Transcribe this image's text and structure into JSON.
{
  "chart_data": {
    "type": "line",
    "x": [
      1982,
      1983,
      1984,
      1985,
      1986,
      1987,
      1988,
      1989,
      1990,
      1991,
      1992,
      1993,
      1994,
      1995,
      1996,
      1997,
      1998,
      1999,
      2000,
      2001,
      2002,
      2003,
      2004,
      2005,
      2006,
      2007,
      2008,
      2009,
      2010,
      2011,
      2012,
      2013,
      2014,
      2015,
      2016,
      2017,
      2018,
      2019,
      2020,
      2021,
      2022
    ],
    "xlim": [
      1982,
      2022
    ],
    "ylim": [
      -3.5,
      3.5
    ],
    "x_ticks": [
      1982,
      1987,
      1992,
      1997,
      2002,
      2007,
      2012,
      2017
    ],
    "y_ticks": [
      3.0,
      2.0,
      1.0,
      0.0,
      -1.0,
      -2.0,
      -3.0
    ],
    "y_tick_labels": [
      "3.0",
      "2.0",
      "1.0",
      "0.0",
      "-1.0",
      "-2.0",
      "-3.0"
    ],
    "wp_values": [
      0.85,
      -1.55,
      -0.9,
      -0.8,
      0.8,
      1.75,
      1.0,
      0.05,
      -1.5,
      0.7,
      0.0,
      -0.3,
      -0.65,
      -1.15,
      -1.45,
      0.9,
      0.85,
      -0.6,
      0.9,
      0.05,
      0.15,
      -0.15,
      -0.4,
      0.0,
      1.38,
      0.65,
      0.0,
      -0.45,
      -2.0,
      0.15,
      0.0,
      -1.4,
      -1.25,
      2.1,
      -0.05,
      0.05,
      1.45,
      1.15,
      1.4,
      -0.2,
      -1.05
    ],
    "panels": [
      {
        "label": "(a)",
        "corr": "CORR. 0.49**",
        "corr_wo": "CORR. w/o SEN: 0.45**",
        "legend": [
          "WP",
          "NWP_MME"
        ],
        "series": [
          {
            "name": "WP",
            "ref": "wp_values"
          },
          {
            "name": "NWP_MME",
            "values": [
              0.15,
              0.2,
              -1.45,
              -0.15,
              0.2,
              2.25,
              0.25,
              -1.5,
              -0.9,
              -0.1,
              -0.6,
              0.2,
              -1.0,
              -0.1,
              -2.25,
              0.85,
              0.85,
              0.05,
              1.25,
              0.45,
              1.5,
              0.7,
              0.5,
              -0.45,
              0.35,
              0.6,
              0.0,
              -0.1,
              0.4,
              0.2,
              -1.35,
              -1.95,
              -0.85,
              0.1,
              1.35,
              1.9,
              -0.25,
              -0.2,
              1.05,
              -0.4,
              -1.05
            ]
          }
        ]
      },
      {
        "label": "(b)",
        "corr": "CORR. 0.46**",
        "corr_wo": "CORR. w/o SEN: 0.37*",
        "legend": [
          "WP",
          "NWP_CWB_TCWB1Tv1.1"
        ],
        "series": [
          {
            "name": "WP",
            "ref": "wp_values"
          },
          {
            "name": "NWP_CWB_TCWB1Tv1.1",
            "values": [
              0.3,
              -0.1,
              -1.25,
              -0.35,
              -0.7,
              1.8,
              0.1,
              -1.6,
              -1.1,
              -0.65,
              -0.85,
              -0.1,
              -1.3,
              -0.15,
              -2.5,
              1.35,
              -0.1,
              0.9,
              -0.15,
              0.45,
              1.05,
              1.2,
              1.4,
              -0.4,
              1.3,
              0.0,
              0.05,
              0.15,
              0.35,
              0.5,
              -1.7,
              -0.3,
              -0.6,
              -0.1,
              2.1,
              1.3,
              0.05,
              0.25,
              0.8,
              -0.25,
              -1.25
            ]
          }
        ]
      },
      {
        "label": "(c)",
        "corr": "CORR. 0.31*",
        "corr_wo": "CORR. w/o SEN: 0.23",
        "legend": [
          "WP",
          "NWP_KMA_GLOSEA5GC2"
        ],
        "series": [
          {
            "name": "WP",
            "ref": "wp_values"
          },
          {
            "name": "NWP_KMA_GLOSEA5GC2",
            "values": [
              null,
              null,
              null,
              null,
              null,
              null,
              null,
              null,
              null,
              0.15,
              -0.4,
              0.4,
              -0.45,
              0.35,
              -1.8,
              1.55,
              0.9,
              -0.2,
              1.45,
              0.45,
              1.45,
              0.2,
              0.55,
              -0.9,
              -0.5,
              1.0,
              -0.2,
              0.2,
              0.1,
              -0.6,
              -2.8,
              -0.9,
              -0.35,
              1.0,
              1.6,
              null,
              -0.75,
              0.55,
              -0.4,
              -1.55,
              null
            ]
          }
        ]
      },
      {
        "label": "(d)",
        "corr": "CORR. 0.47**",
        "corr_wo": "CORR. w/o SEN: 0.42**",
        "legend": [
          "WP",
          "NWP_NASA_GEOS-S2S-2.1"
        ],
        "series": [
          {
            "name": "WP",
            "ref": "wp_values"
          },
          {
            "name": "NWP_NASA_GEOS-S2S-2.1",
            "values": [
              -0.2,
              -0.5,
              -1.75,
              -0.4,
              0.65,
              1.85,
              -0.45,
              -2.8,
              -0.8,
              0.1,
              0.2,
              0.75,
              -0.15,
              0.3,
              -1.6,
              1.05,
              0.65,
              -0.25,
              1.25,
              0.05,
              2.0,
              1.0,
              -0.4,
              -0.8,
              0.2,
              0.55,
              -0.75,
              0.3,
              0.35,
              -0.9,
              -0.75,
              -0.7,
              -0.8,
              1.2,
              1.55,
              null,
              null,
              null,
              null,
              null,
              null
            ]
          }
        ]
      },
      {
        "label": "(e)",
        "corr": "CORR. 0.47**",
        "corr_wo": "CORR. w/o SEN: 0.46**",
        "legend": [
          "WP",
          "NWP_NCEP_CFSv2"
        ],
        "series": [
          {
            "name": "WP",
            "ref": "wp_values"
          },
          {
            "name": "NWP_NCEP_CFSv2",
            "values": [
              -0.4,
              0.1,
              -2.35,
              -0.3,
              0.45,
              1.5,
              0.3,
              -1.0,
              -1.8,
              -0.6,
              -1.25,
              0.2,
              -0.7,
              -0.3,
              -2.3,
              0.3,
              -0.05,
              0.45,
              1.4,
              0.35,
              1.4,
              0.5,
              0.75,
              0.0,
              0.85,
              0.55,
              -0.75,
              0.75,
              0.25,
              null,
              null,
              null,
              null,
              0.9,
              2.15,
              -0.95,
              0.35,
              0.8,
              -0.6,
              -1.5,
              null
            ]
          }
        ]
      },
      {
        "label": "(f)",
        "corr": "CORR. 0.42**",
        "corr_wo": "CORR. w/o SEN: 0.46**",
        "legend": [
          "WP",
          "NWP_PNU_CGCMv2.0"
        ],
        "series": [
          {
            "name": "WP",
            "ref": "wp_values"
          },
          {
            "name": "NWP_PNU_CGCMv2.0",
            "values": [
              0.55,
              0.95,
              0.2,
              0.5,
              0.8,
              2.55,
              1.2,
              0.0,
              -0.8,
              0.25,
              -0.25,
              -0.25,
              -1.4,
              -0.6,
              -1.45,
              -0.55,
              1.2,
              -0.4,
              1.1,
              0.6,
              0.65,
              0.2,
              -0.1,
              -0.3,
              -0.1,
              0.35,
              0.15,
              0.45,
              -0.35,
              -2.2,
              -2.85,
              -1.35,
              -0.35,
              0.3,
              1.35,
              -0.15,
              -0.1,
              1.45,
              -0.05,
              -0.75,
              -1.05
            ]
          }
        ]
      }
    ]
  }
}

▬▬▬▬▬▬▬▬▬▬

■ **Instructions to follow**
Reproduce the entries above exactly.

■ **Answer to the exercise**
Transcribe this image's text and structure into JSON.
{
  "chart_data": {
    "type": "line",
    "x": [
      1982,
      1983,
      1984,
      1985,
      1986,
      1987,
      1988,
      1989,
      1990,
      1991,
      1992,
      1993,
      1994,
      1995,
      1996,
      1997,
      1998,
      1999,
      2000,
      2001,
      2002,
      2003,
      2004,
      2005,
      2006,
      2007,
      2008,
      2009,
      2010,
      2011,
      2012,
      2013,
      2014,
      2015,
      2016,
      2017,
      2018,
      2019,
      2020,
      2021,
      2022
    ],
    "xlim": [
      1982,
      2022
    ],
    "ylim": [
      -3.5,
      3.5
    ],
    "x_ticks": [
      1982,
      1987,
      1992,
      1997,
      2002,
      2007,
      2012,
      2017
    ],
    "y_ticks": [
      3.0,
      2.0,
      1.0,
      0.0,
      -1.0,
      -2.0,
      -3.0
    ],
    "y_tick_labels": [
      "3.0",
      "2.0",
      "1.0",
      "0.0",
      "-1.0",
      "-2.0",
      "-3.0"
    ],
    "wp_values": [
      0.85,
      -1.55,
      -0.9,
      -0.8,
      0.8,
      1.75,
      1.0,
      0.05,
      -1.5,
      0.7,
      0.0,
      -0.3,
      -0.65,
      -1.15,
      -1.45,
      0.9,
      0.85,
      -0.6,
      0.9,
      0.05,
      0.15,
      -0.15,
      -0.4,
      0.0,
      1.38,
      0.65,
      0.0,
      -0.45,
      -2.0,
      0.15,
      0.0,
      -1.4,
      -1.25,
      2.1,
      -0.05,
      0.05,
      1.45,
      1.15,
      1.4,
      -0.2,
      -1.05
    ],
    "panels": [
      {
        "label": "(a)",
        "corr": "CORR. 0.49**",
        "corr_wo": "CORR. w/o SEN: 0.45**",
        "legend": [
          "WP",
          "NWP_MME"
        ],
        "series": [
          {
            "name": "WP",
            "ref": "wp_values"
          },
          {
            "name": "NWP_MME",
            "values": [
              0.15,
              0.2,
              -1.45,
              -0.15,
              0.2,
              2.25,
              0.25,
              -1.5,
              -0.9,
              -0.1,
              -0.6,
              0.2,
              -1.0,
              -0.1,
              -2.25,
              0.85,
              0.85,
              0.05,
              1.25,
              0.45,
              1.5,
              0.7,
              0.5,
              -0.45,
              0.35,
              0.6,
              0.0,
              -0.1,
              0.4,
              0.2,
              -1.35,
              -1.95,
              -0.85,
              0.1,
              1.35,
              1.9,
              -0.25,
              -0.2,
              1.05,
              -0.4,
              -1.05
            ]
          }
        ]
      },
      {
        "label": "(b)",
        "corr": "CORR. 0.46**",
        "corr_wo": "CORR. w/o SEN: 0.37*",
        "legend": [
          "WP",
          "NWP_CWB_TCWB1Tv1.1"
        ],
        "series": [
          {
            "name": "WP",
            "ref": "wp_values"
          },
          {
            "name": "NWP_CWB_TCWB1Tv1.1",
            "values": [
              0.3,
              -0.1,
              -1.25,
              -0.35,
              -0.7,
              1.8,
              0.1,
              -1.6,
              -1.1,
              -0.65,
              -0.85,
              -0.1,
              -1.3,
              -0.15,
              -2.5,
              1.35,
              -0.1,
              0.9,
              -0.15,
              0.45,
              1.05,
              1.2,
              1.4,
              -0.4,
              1.3,
              0.0,
              0.05,
              0.15,
              0.35,
              0.5,
              -1.7,
              -0.3,
              -0.6,
              -0.1,
              2.1,
              1.3,
              0.05,
              0.25,
              0.8,
              -0.25,
              -1.25
            ]
          }
        ]
      },
      {
        "label": "(c)",
        "corr": "CORR. 0.31*",
        "corr_wo": "CORR. w/o SEN: 0.23",
        "legend": [
          "WP",
          "NWP_KMA_GLOSEA5GC2"
        ],
        "series": [
          {
            "name": "WP",
            "ref": "wp_values"
          },
          {
            "name": "NWP_KMA_GLOSEA5GC2",
            "values": [
              null,
              null,
              null,
              null,
              null,
              null,
              null,
              null,
              null,
              0.15,
              -0.4,
              0.4,
              -0.45,
              0.35,
              -1.8,
              1.55,
              0.9,
              -0.2,
              1.45,
              0.45,
              1.45,
              0.2,
              0.55,
              -0.9,
              -0.5,
              1.0,
              -0.2,
              0.2,
              0.1,
              -0.6,
              -2.8,
              -0.9,
              -0.35,
              1.0,
              1.6,
              null,
              -0.75,
              0.55,
              -0.4,
              -1.55,
              null
            ]
          }
        ]
      },
      {
        "label": "(d)",
        "corr": "CORR. 0.47**",
        "corr_wo": "CORR. w/o SEN: 0.42**",
        "legend": [
          "WP",
          "NWP_NASA_GEOS-S2S-2.1"
        ],
        "series": [
          {
            "name": "WP",
            "ref": "wp_values"
          },
          {
            "name": "NWP_NASA_GEOS-S2S-2.1",
            "values": [
              -0.2,
              -0.5,
              -1.75,
              -0.4,
              0.65,
              1.85,
              -0.45,
              -2.8,
              -0.8,
              0.1,
              0.2,
              0.75,
              -0.15,
              0.3,
              -1.6,
              1.05,
              0.65,
              -0.25,
              1.25,
              0.05,
              2.0,
              1.0,
              -0.4,
              -0.8,
              0.2,
              0.55,
              -0.75,
              0.3,
              0.35,
              -0.9,
              -0.75,
              -0.7,
              -0.8,
              1.2,
              1.55,
              null,
              null,
              null,
              null,
              null,
              null
            ]
          }
        ]
      },
      {
        "label": "(e)",
        "corr": "CORR. 0.47**",
        "corr_wo": "CORR. w/o SEN: 0.46**",
        "legend": [
          "WP",
          "NWP_NCEP_CFSv2"
        ],
        "series": [
          {
            "name": "WP",
            "ref": "wp_values"
          },
          {
            "name": "NWP_NCEP_CFSv2",
            "values": [
              -0.4,
              0.1,
              -2.35,
              -0.3,
              0.45,
              1.5,
              0.3,
              -1.0,
              -1.8,
              -0.6,
              -1.25,
              0.2,
              -0.7,
              -0.3,
              -2.3,
              0.3,
              -0.05,
              0.45,
              1.4,
              0.35,
              1.4,
              0.5,
              0.75,
              0.0,
              0.85,
              0.55,
              -0.75,
              0.75,
              0.25,
              null,
              null,
              null,
              null,
              0.9,
              2.15,
              -0.95,
              0.35,
              0.8,
              -0.6,
              -1.5,
              null
            ]
          }
        ]
      },
      {
        "label": "(f)",
        "corr": "CORR. 0.42**",
        "corr_wo": "CORR. w/o SEN: 0.46**",
        "legend": [
          "WP",
          "NWP_PNU_CGCMv2.0"
        ],
        "series": [
          {
            "name": "WP",
            "ref": "wp_values"
          },
          {
            "name": "NWP_PNU_CGCMv2.0",
            "values": [
              0.55,
              0.95,
              0.2,
              0.5,
              0.8,
              2.55,
              1.2,
              0.0,
              -0.8,
              0.25,
              -0.25,
              -0.25,
              -1.4,
              -0.6,
              -1.45,
              -0.55,
              1.2,
              -0.4,
              1.1,
              0.6,
              0.65,
              0.2,
              -0.1,
              -0.3,
              -0.1,
              0.35,
              0.15,
              0.45,
              -0.35,
              -2.2,
              -2.85,
              -1.35,
              -0.35,
              0.3,
              1.35,
              -0.15,
              -0.1,
              1.45,
              -0.05,
              -0.75,
              -1.05
            ]
          }
        ]
      }
    ]
  }
}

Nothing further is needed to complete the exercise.